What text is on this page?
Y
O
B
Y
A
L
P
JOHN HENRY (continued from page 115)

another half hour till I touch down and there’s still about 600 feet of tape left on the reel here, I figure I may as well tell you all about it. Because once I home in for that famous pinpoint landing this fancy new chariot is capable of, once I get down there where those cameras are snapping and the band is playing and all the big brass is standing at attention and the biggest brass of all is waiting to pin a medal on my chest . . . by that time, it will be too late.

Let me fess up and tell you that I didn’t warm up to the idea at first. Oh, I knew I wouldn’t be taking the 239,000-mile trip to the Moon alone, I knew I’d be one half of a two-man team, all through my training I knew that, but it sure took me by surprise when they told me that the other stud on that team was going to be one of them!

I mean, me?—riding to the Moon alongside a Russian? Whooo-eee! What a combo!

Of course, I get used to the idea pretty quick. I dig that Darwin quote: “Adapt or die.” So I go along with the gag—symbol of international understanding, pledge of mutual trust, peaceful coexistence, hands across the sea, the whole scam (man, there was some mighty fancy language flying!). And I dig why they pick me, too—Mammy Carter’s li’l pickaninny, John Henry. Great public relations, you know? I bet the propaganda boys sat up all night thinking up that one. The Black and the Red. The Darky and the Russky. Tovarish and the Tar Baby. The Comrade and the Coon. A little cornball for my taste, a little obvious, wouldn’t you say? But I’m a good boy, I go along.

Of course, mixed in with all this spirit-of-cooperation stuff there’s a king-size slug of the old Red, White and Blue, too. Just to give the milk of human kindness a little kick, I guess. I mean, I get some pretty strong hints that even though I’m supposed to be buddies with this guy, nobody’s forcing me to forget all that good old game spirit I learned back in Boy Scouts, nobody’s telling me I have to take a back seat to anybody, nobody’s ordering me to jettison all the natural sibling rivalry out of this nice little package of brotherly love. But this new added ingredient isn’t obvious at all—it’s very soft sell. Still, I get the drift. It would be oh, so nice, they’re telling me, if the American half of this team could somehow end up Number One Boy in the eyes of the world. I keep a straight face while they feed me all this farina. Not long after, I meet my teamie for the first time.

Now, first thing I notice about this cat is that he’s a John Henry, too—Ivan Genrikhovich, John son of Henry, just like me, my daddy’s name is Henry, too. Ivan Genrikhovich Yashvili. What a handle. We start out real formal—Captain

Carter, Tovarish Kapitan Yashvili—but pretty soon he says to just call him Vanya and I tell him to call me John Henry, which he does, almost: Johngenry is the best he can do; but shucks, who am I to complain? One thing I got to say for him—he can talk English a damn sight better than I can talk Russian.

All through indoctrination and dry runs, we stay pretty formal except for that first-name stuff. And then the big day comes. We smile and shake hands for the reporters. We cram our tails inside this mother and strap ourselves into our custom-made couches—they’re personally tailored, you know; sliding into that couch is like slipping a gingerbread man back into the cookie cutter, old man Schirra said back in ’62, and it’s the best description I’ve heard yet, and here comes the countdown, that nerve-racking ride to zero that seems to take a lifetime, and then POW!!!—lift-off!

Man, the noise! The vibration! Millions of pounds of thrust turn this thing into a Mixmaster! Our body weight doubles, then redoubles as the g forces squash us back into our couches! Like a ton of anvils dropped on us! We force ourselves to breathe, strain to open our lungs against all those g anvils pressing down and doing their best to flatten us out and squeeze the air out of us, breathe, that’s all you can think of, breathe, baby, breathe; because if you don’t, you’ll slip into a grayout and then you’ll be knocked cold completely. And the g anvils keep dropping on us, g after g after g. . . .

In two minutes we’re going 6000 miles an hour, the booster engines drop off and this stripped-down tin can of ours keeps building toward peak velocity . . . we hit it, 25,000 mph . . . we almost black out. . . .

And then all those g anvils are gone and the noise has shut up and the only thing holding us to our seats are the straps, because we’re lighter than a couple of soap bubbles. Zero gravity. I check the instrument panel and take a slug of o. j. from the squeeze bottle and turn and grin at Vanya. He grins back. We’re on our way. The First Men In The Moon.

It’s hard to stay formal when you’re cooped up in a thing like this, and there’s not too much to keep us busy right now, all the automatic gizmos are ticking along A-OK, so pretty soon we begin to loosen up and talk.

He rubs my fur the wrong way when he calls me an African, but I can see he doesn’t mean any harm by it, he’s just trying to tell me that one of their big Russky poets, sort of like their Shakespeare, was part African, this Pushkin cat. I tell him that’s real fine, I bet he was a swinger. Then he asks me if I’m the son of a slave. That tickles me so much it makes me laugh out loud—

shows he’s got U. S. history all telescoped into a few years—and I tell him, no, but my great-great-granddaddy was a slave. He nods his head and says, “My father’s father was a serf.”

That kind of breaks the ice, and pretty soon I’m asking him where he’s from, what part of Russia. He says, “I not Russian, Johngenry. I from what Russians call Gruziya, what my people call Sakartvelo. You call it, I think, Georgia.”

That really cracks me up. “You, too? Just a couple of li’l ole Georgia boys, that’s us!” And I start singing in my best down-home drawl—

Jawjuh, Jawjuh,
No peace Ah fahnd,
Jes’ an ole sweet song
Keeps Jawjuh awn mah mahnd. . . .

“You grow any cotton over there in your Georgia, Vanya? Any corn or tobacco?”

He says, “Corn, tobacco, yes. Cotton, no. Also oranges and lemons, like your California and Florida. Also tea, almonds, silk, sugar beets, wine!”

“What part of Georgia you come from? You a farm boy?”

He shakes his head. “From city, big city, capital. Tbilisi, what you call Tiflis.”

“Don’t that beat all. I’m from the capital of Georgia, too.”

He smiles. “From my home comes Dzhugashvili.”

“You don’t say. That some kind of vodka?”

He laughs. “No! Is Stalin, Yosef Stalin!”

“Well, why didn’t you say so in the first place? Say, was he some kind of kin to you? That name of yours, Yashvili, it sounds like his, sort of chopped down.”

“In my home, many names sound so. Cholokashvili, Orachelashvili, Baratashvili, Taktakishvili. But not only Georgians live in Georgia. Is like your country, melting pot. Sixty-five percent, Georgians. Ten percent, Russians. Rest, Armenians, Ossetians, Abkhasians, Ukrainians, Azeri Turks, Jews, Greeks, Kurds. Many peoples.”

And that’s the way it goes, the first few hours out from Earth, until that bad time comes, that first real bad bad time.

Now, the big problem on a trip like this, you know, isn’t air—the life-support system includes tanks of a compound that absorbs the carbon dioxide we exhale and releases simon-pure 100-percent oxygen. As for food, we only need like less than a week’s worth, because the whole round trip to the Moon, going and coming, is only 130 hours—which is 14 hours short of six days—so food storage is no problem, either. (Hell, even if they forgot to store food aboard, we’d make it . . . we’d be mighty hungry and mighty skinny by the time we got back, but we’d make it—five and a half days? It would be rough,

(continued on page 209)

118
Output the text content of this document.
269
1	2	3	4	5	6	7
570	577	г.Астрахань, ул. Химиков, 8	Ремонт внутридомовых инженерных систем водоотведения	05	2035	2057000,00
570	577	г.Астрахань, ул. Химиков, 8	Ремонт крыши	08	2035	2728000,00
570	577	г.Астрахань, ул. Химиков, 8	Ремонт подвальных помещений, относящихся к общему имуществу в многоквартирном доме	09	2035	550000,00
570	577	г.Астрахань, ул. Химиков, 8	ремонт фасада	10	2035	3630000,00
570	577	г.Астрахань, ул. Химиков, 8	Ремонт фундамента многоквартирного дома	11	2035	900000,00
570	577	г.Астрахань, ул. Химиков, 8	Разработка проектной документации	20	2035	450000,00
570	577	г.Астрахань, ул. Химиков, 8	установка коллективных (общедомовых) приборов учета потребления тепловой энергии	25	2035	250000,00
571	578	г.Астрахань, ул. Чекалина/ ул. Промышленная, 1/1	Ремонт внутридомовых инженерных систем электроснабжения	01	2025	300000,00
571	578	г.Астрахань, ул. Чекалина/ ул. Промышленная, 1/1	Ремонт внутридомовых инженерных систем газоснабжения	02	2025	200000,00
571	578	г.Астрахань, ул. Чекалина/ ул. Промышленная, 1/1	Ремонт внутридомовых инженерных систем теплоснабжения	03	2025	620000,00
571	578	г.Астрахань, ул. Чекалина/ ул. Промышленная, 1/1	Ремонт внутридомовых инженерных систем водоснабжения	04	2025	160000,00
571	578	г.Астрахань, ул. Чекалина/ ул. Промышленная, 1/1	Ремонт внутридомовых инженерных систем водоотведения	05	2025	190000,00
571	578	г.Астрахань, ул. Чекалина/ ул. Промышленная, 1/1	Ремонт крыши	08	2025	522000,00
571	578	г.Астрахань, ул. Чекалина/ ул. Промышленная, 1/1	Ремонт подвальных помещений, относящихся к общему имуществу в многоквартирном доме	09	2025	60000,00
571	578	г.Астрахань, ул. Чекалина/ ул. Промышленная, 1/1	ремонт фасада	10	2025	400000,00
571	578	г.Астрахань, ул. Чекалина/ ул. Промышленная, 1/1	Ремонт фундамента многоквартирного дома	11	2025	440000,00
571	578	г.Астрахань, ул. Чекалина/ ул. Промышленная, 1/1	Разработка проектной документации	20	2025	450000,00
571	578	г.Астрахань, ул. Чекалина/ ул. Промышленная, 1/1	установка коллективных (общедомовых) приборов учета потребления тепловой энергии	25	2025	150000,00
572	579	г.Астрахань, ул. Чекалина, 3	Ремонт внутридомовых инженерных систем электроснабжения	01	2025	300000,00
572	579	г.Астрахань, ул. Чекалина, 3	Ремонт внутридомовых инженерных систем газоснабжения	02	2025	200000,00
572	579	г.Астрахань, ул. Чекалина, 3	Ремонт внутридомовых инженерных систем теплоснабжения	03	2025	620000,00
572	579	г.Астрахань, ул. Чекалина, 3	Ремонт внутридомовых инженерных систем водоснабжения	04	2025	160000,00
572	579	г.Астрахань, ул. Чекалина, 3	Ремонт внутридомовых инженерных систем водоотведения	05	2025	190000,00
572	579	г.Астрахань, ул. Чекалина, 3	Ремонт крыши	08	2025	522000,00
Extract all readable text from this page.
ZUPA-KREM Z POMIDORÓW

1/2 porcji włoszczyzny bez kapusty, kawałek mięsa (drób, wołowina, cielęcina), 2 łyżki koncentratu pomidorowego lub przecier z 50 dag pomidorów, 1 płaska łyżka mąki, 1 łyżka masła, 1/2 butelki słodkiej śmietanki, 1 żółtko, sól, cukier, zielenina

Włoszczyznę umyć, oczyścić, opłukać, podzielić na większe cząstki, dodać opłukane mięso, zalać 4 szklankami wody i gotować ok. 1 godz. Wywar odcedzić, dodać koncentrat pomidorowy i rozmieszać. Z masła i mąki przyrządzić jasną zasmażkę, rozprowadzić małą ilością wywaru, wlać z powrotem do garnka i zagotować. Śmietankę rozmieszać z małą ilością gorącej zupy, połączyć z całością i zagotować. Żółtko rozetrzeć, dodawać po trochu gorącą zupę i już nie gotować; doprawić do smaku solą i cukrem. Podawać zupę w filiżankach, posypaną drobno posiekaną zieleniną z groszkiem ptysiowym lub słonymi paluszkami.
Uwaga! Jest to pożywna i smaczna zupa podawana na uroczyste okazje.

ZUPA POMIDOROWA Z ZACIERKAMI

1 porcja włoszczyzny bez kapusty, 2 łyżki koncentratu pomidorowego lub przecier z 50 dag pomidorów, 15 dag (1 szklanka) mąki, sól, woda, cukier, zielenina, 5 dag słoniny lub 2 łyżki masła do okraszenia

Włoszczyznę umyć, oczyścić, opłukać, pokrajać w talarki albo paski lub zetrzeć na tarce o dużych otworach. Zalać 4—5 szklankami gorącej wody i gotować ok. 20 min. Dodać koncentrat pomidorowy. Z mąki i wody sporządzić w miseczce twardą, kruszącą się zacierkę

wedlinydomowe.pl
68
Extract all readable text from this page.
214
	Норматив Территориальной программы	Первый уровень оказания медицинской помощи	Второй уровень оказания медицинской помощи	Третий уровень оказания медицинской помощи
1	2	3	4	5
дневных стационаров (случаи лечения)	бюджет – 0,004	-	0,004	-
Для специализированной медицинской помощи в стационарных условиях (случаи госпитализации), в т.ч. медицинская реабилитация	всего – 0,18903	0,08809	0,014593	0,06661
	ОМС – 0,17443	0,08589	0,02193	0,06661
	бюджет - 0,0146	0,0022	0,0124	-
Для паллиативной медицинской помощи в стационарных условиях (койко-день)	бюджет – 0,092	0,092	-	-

DIRECTIONS FOR THIS TASK: Where a line contains "случаи", copy that line.

ANSWER TO THE PROBLEM:
дневных стационаров (случаи лечения)	бюджет – 0,004	-	0,004	-
Для специализированной медицинской помощи в стационарных условиях (случаи госпитализации), в т.ч. медицинская реабилитация	всего – 0,18903	0,08809	0,014593	0,06661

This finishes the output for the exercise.